§ **WORK TO DO**: In your copy, reproduce the entries exactly as they are, minus the images.

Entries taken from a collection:
## BEGIN
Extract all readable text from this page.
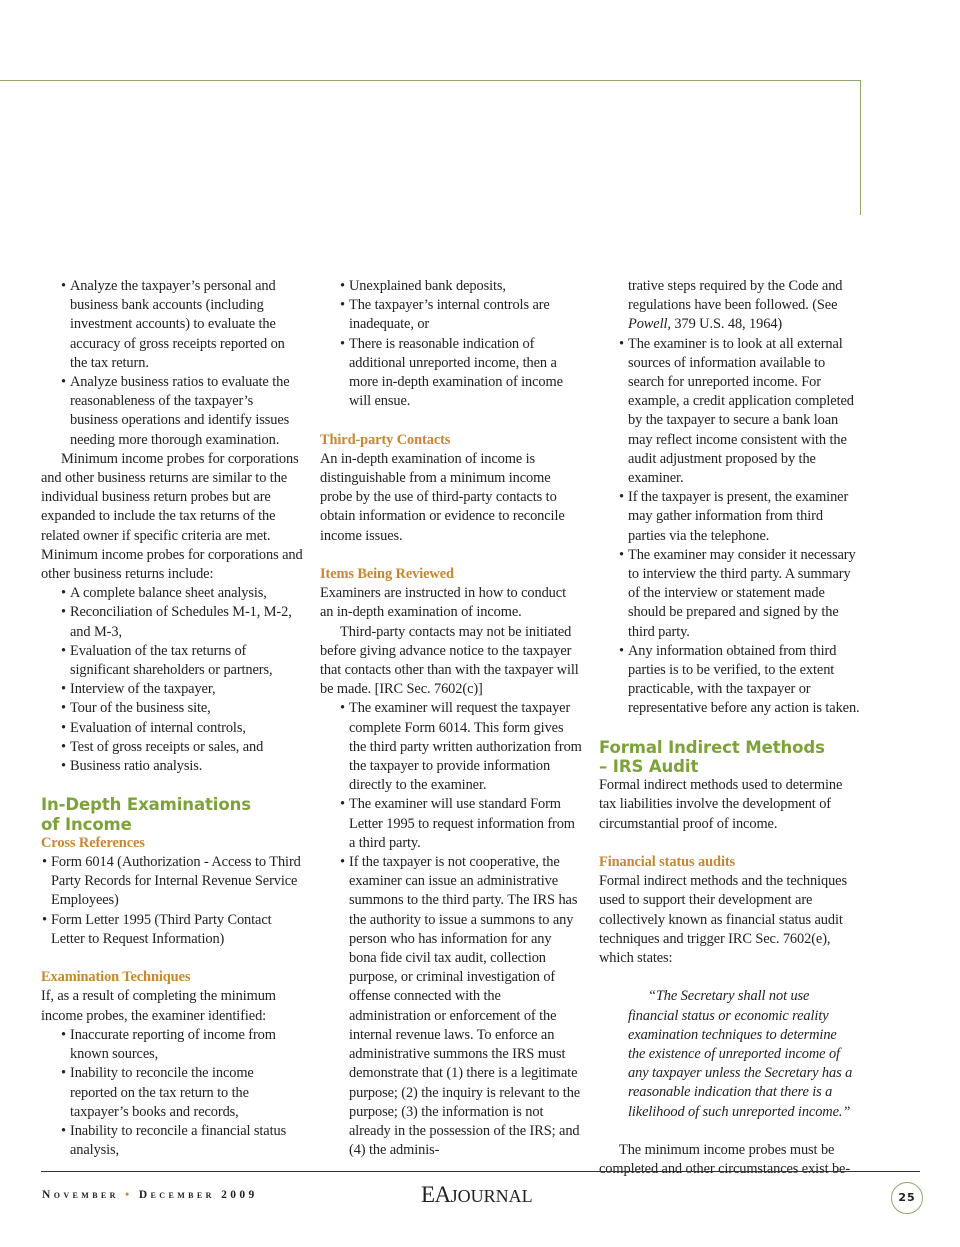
• Analyze the taxpayer’s personal and business bank accounts (including investment accounts) to evaluate the accuracy of gross receipts reported on the tax return.
• Analyze business ratios to evaluate the reasonableness of the taxpayer’s business operations and identify issues needing more thorough examination.

Minimum income probes for corporations and other business returns are similar to the individual business return probes but are expanded to include the tax returns of the related owner if specific criteria are met. Minimum income probes for corporations and other business returns include:

• A complete balance sheet analysis,
• Reconciliation of Schedules M-1, M-2, and M-3,
• Evaluation of the tax returns of significant shareholders or partners,
• Interview of the taxpayer,
• Tour of the business site,
• Evaluation of internal controls,
• Test of gross receipts or sales, and
• Business ratio analysis.
In-Depth Examinations
of Income

Cross References

• Form 6014 (Authorization - Access to Third Party Records for Internal Revenue Service Employees)
• Form Letter 1995 (Third Party Contact Letter to Request Information)

Examination Techniques

If, as a result of completing the minimum income probes, the examiner identified:

• Inaccurate reporting of income from known sources,
• Inability to reconcile the income reported on the tax return to the taxpayer’s books and records,
• Inability to reconcile a financial status analysis,
• Unexplained bank deposits,
• The taxpayer’s internal controls are inadequate, or
• There is reasonable indication of additional unreported income, then a more in-depth examination of income will ensue.

Third-party Contacts

An in-depth examination of income is distinguishable from a minimum income probe by the use of third-party contacts to obtain information or evidence to reconcile income issues.

Items Being Reviewed

Examiners are instructed in how to conduct an in-depth examination of income.

Third-party contacts may not be initiated before giving advance notice to the taxpayer that contacts other than with the taxpayer will be made. [IRC Sec. 7602(c)]

• The examiner will request the taxpayer complete Form 6014. This form gives the third party written authorization from the taxpayer to provide information directly to the examiner.
• The examiner will use standard Form Letter 1995 to request information from a third party.
• If the taxpayer is not cooperative, the examiner can issue an administrative summons to the third party. The IRS has the authority to issue a summons to any person who has information for any bona fide civil tax audit, collection purpose, or criminal investigation of offense connected with the administration or enforcement of the internal revenue laws. To enforce an administrative summons the IRS must demonstrate that (1) there is a legitimate purpose; (2) the inquiry is relevant to the purpose; (3) the information is not already in the possession of the IRS; and (4) the adminis-

trative steps required by the Code and regulations have been followed. (See Powell, 379 U.S. 48, 1964)

• The examiner is to look at all external sources of information available to search for unreported income. For example, a credit application completed by the taxpayer to secure a bank loan may reflect income consistent with the audit adjustment proposed by the examiner.
• If the taxpayer is present, the examiner may gather information from third parties via the telephone.
• The examiner may consider it necessary to interview the third party. A summary of the interview or statement made should be prepared and signed by the third party.
• Any information obtained from third parties is to be verified, to the extent practicable, with the taxpayer or representative before any action is taken.
Formal Indirect Methods
– IRS Audit

Formal indirect methods used to determine tax liabilities involve the development of circumstantial proof of income.

Financial status audits

Formal indirect methods and the techniques used to support their development are collectively known as financial status audit techniques and trigger IRC Sec. 7602(e), which states:

“The Secretary shall not use financial status or economic reality examination techniques to determine the existence of unreported income of any taxpayer unless the Secretary has a reasonable indication that there is a likelihood of such unreported income.”

The minimum income probes must be completed and other circumstances exist be-

November • December 2009	EAJOURNAL	25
## END
§ **FINISHED ANSWER**:
Extract all readable text from this page.
• Analyze the taxpayer’s personal and business bank accounts (including investment accounts) to evaluate the accuracy of gross receipts reported on the tax return.
• Analyze business ratios to evaluate the reasonableness of the taxpayer’s business operations and identify issues needing more thorough examination.

Minimum income probes for corporations and other business returns are similar to the individual business return probes but are expanded to include the tax returns of the related owner if specific criteria are met. Minimum income probes for corporations and other business returns include:

• A complete balance sheet analysis,
• Reconciliation of Schedules M-1, M-2, and M-3,
• Evaluation of the tax returns of significant shareholders or partners,
• Interview of the taxpayer,
• Tour of the business site,
• Evaluation of internal controls,
• Test of gross receipts or sales, and
• Business ratio analysis.
In-Depth Examinations
of Income

Cross References

• Form 6014 (Authorization - Access to Third Party Records for Internal Revenue Service Employees)
• Form Letter 1995 (Third Party Contact Letter to Request Information)

Examination Techniques

If, as a result of completing the minimum income probes, the examiner identified:

• Inaccurate reporting of income from known sources,
• Inability to reconcile the income reported on the tax return to the taxpayer’s books and records,
• Inability to reconcile a financial status analysis,
• Unexplained bank deposits,
• The taxpayer’s internal controls are inadequate, or
• There is reasonable indication of additional unreported income, then a more in-depth examination of income will ensue.

Third-party Contacts

An in-depth examination of income is distinguishable from a minimum income probe by the use of third-party contacts to obtain information or evidence to reconcile income issues.

Items Being Reviewed

Examiners are instructed in how to conduct an in-depth examination of income.

Third-party contacts may not be initiated before giving advance notice to the taxpayer that contacts other than with the taxpayer will be made. [IRC Sec. 7602(c)]

• The examiner will request the taxpayer complete Form 6014. This form gives the third party written authorization from the taxpayer to provide information directly to the examiner.
• The examiner will use standard Form Letter 1995 to request information from a third party.
• If the taxpayer is not cooperative, the examiner can issue an administrative summons to the third party. The IRS has the authority to issue a summons to any person who has information for any bona fide civil tax audit, collection purpose, or criminal investigation of offense connected with the administration or enforcement of the internal revenue laws. To enforce an administrative summons the IRS must demonstrate that (1) there is a legitimate purpose; (2) the inquiry is relevant to the purpose; (3) the information is not already in the possession of the IRS; and (4) the adminis-

trative steps required by the Code and regulations have been followed. (See Powell, 379 U.S. 48, 1964)

• The examiner is to look at all external sources of information available to search for unreported income. For example, a credit application completed by the taxpayer to secure a bank loan may reflect income consistent with the audit adjustment proposed by the examiner.
• If the taxpayer is present, the examiner may gather information from third parties via the telephone.
• The examiner may consider it necessary to interview the third party. A summary of the interview or statement made should be prepared and signed by the third party.
• Any information obtained from third parties is to be verified, to the extent practicable, with the taxpayer or representative before any action is taken.
Formal Indirect Methods
– IRS Audit

Formal indirect methods used to determine tax liabilities involve the development of circumstantial proof of income.

Financial status audits

Formal indirect methods and the techniques used to support their development are collectively known as financial status audit techniques and trigger IRC Sec. 7602(e), which states:

“The Secretary shall not use financial status or economic reality examination techniques to determine the existence of unreported income of any taxpayer unless the Secretary has a reasonable indication that there is a likelihood of such unreported income.”

The minimum income probes must be completed and other circumstances exist be-

November • December 2009	EAJOURNAL	25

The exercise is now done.